** start of Dataset excerpts **

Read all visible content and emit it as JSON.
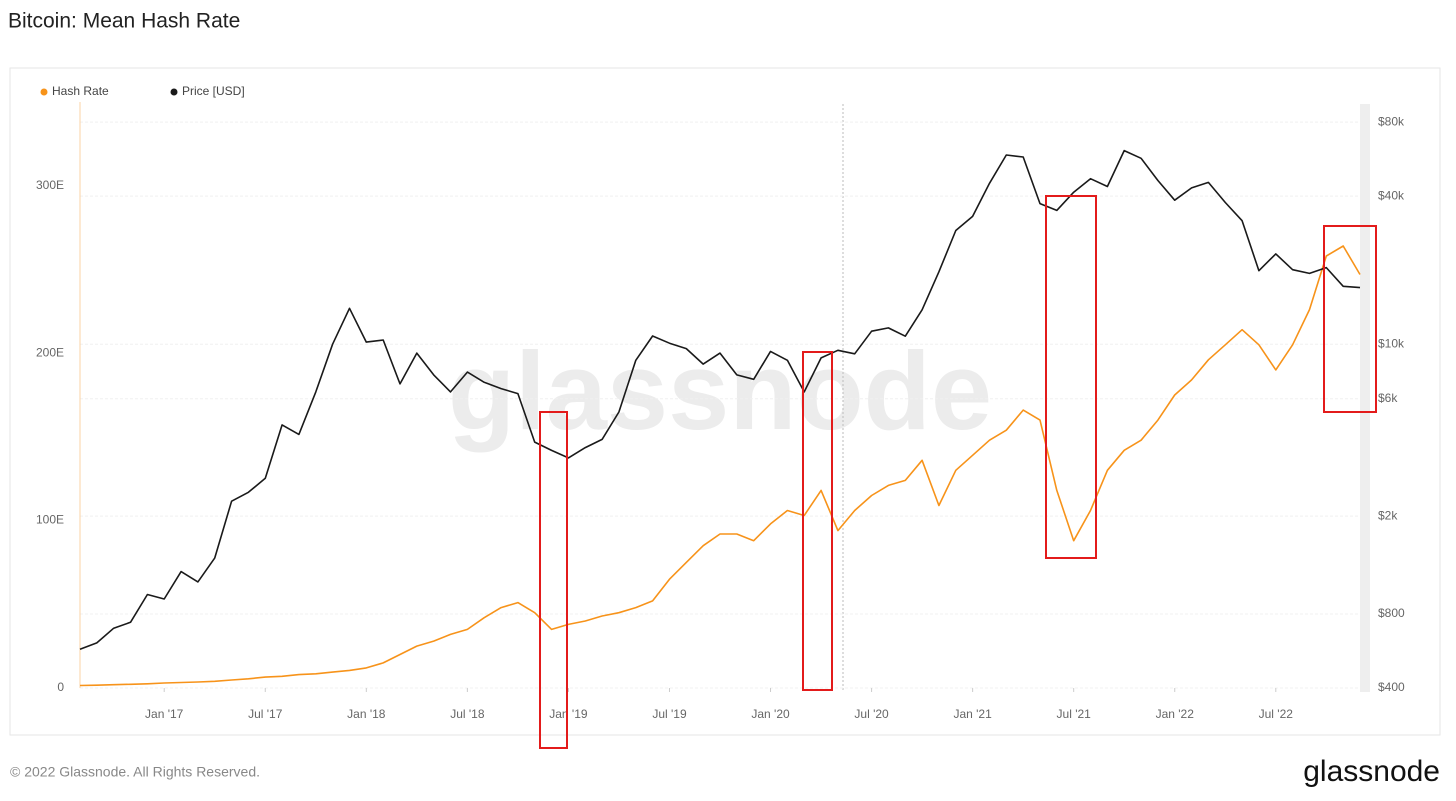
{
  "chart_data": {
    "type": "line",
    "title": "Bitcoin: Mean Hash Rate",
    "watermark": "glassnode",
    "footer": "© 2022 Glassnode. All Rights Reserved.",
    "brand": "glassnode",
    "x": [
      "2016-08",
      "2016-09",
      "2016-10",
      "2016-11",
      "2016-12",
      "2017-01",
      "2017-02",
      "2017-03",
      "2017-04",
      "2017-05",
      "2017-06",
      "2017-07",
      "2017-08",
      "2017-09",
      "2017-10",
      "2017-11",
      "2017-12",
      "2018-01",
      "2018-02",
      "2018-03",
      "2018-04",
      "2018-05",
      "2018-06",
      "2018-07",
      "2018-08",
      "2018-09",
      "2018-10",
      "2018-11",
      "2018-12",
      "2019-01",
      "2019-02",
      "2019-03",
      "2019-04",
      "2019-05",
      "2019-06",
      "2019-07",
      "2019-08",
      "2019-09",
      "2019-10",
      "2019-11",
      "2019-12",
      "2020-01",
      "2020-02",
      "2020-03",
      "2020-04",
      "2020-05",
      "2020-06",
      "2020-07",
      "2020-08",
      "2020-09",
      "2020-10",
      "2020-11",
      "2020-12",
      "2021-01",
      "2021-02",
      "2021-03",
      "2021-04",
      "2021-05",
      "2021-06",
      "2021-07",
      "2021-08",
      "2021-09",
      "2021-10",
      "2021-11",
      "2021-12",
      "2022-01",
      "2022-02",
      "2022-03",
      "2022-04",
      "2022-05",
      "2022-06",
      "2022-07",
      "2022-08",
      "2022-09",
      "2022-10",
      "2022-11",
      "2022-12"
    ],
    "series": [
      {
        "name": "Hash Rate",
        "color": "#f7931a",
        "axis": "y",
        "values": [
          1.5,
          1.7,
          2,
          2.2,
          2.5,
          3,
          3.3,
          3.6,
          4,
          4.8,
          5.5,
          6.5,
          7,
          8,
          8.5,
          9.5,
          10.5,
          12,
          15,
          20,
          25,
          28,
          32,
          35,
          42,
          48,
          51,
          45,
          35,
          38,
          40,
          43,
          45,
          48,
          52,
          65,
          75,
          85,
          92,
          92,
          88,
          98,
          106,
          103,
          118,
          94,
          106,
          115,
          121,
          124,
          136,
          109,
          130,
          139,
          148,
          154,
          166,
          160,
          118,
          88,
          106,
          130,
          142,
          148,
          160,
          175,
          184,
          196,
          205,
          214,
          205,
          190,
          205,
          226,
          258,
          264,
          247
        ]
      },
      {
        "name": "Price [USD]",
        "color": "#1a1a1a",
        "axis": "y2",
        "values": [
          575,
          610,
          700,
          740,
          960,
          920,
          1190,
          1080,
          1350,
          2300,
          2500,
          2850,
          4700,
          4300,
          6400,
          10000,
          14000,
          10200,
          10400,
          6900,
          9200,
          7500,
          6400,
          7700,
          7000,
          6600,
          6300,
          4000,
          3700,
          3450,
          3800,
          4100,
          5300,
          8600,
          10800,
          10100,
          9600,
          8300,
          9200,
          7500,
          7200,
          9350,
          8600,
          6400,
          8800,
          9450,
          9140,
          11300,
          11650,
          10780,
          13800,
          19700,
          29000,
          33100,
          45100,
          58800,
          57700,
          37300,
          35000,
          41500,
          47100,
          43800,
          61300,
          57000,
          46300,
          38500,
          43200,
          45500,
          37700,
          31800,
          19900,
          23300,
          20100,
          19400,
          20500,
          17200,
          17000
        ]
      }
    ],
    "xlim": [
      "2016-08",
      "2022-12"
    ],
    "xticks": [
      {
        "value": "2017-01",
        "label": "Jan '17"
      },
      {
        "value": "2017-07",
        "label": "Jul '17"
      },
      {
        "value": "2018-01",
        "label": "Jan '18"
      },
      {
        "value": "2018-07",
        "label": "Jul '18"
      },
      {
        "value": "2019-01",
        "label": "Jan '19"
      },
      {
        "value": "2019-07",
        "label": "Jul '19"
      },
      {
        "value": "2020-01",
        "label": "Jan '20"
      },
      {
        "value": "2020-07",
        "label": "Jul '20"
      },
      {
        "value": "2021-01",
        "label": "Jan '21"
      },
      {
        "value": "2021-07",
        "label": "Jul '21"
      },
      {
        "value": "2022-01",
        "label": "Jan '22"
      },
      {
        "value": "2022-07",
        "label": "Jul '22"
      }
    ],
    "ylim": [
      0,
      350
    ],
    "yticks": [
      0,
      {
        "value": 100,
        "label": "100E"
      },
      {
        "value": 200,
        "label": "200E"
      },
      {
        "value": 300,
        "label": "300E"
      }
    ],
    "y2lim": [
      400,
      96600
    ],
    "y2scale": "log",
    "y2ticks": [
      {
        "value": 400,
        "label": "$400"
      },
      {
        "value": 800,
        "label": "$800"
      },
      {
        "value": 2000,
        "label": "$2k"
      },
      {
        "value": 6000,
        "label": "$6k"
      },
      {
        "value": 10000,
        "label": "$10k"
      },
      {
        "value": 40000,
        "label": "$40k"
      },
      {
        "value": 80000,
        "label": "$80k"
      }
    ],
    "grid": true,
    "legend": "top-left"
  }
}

** end of Dataset excerpts **

→ **Task objective**
Nothing but a number is needed here: how many lines hold the string "Rate"?

→ **Exercise solution**
2